### DIRECTIONS
Tell me how many lines hold "trhu", please, using only the number.

::: GIVEN RECORDS :::

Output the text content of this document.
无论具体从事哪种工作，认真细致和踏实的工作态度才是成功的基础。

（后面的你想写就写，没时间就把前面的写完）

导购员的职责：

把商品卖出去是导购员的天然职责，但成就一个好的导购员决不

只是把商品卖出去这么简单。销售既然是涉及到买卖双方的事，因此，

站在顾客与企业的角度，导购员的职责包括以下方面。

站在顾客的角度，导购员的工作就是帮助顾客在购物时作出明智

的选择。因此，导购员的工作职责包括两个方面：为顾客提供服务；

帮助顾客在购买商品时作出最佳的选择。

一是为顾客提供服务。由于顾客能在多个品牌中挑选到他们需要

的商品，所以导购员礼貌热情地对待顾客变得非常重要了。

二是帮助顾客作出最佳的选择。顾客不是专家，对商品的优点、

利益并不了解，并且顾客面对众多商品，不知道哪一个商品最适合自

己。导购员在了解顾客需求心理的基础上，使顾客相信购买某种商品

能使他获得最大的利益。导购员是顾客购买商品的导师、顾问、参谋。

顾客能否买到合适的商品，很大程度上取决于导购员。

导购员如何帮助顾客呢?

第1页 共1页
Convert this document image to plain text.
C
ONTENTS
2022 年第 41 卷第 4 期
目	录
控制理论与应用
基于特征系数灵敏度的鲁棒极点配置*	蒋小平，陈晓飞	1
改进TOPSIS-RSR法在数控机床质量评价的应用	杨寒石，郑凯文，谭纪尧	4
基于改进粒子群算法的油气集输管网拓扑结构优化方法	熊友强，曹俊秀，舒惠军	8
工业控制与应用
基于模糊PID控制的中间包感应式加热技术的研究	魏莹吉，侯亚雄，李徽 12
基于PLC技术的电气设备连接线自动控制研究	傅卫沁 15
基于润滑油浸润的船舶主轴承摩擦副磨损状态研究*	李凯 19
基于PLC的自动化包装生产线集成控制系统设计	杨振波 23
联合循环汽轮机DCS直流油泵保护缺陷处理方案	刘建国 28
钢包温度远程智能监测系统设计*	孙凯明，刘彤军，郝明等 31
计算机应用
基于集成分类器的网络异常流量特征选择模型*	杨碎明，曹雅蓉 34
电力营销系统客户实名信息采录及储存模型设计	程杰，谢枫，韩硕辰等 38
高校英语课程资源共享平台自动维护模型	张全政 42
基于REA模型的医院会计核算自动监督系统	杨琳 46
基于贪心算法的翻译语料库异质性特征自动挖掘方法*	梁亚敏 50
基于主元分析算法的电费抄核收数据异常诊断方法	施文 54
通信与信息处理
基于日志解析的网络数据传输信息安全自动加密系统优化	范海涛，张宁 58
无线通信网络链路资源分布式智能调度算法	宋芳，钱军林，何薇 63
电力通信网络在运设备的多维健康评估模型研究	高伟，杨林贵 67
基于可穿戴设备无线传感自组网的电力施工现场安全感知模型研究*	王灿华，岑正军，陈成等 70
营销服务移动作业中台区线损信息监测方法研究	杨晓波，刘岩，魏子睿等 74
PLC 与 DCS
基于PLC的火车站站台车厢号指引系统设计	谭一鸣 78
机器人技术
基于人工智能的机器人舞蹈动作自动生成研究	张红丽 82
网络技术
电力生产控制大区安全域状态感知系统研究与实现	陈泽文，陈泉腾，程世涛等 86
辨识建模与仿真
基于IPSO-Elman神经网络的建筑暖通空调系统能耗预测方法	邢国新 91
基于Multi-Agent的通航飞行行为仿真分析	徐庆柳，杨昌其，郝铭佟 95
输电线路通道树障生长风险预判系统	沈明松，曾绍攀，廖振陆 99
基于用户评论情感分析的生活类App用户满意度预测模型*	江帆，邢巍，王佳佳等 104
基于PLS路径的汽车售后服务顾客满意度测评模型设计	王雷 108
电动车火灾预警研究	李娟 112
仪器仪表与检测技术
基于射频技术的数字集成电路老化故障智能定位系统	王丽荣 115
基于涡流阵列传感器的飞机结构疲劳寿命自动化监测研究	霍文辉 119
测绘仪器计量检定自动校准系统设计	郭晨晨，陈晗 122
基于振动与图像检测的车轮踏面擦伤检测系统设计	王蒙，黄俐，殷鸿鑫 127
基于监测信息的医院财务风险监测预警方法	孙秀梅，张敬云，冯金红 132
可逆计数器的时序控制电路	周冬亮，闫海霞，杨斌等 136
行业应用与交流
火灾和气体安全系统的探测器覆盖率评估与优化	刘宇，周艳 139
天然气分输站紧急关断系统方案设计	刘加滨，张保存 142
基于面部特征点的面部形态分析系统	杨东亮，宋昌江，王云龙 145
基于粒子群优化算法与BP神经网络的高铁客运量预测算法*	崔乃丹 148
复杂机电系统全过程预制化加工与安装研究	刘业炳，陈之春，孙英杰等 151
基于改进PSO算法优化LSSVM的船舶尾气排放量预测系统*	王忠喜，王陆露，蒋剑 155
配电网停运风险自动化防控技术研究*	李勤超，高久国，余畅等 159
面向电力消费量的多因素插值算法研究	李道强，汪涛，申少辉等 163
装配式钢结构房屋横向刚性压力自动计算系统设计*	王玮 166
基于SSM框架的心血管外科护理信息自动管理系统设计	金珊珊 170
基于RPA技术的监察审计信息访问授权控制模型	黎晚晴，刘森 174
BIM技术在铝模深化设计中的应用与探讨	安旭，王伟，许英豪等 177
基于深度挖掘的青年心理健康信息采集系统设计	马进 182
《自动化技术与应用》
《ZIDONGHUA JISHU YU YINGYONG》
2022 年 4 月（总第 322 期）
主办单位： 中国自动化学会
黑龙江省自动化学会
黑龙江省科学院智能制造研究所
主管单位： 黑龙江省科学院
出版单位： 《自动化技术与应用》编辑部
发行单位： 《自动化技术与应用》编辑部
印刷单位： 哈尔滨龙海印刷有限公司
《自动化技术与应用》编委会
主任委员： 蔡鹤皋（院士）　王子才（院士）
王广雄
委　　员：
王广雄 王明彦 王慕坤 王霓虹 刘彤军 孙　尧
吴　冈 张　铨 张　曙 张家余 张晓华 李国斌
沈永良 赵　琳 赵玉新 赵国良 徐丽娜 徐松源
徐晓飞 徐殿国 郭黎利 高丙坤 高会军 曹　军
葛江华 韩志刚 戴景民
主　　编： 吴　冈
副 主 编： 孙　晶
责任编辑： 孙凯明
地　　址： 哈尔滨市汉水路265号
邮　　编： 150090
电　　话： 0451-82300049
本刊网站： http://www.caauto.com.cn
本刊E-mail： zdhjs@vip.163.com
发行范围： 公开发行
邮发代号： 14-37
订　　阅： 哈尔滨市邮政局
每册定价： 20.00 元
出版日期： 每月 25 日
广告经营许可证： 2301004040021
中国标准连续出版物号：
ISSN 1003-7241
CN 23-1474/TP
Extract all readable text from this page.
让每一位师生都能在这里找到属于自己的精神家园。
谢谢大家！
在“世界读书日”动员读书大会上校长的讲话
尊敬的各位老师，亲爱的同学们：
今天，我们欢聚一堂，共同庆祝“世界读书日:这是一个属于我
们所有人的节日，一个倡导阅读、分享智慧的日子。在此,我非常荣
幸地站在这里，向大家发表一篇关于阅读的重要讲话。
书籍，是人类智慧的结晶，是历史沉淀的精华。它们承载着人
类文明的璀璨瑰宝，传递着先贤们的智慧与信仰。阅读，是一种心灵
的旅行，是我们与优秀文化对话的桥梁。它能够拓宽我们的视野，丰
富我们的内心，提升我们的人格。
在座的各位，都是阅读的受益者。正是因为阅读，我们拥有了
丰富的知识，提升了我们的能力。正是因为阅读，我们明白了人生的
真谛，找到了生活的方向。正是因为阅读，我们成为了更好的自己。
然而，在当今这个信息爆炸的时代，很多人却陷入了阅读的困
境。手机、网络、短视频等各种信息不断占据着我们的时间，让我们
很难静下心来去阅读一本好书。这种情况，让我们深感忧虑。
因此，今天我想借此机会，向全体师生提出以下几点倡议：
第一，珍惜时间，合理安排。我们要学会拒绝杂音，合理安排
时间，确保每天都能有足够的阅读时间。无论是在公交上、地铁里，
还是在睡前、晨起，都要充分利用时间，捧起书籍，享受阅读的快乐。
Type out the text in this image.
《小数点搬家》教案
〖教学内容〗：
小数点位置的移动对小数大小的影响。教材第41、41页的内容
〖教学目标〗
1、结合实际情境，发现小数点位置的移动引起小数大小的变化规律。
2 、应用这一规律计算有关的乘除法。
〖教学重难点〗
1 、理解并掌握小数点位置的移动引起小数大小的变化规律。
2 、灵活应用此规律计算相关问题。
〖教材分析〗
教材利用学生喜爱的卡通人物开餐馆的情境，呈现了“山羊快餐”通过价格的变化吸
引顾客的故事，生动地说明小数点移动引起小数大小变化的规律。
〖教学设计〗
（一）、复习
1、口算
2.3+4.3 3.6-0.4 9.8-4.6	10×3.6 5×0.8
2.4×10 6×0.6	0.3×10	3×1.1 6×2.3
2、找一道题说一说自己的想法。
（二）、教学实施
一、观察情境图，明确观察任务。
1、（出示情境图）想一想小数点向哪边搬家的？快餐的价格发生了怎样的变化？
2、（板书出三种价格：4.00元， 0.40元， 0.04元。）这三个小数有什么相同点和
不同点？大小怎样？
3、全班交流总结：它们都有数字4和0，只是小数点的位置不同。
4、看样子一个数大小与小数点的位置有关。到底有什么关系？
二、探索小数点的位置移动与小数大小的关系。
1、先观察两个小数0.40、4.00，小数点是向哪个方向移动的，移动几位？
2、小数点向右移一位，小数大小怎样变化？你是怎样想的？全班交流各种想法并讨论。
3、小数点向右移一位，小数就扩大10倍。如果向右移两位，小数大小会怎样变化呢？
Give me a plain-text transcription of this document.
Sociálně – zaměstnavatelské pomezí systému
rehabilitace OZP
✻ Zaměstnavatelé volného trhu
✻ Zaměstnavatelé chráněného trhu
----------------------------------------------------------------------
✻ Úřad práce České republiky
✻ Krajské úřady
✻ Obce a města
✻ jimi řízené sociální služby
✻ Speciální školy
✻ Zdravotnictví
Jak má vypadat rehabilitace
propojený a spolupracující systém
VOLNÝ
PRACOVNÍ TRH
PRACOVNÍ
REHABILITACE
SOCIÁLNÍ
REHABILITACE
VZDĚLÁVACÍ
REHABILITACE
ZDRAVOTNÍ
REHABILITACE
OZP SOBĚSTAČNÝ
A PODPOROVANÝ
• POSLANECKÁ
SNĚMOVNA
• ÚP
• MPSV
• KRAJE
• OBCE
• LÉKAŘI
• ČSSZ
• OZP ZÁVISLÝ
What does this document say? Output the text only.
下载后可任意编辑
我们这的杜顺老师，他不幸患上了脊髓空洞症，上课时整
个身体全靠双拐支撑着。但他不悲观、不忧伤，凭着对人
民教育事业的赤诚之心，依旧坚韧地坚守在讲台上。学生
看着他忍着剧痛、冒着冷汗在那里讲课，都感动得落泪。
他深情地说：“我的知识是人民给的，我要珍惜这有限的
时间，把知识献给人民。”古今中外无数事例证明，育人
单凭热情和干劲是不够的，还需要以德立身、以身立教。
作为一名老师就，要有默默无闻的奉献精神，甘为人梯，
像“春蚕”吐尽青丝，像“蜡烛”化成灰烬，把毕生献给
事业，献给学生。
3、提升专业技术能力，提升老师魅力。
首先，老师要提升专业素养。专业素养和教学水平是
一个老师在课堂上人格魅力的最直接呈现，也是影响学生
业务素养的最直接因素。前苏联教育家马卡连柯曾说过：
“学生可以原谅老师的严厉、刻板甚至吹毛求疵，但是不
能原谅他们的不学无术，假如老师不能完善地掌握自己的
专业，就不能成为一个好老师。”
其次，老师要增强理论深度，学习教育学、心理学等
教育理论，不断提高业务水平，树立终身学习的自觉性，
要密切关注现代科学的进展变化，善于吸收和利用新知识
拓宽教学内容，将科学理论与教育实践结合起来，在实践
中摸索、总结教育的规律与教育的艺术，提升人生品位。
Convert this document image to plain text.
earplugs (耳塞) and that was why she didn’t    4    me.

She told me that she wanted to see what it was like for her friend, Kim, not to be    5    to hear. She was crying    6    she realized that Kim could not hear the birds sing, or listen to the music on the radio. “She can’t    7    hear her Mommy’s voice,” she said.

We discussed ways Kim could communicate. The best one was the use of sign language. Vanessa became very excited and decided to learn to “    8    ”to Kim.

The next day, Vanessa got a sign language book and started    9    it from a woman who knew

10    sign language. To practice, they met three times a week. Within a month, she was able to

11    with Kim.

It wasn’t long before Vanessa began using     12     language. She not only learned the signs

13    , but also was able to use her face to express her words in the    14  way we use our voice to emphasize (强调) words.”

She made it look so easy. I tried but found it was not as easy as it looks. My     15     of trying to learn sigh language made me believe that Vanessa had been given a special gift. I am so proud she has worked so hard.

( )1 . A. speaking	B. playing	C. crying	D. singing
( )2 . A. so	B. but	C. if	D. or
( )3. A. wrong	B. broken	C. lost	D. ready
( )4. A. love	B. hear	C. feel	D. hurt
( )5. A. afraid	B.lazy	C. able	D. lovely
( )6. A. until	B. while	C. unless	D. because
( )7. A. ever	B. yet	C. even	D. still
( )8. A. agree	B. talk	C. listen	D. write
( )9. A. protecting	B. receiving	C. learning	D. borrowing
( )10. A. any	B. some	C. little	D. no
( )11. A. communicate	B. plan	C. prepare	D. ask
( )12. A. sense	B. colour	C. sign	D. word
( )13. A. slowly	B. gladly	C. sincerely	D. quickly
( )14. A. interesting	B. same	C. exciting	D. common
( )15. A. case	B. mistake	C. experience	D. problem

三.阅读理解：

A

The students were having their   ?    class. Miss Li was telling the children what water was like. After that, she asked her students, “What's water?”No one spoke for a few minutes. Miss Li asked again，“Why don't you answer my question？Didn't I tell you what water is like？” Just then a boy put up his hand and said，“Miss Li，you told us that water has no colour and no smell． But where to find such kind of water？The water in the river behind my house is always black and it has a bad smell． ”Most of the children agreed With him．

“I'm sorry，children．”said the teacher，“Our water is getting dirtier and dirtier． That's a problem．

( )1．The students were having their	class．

:::

### SOLUTION
2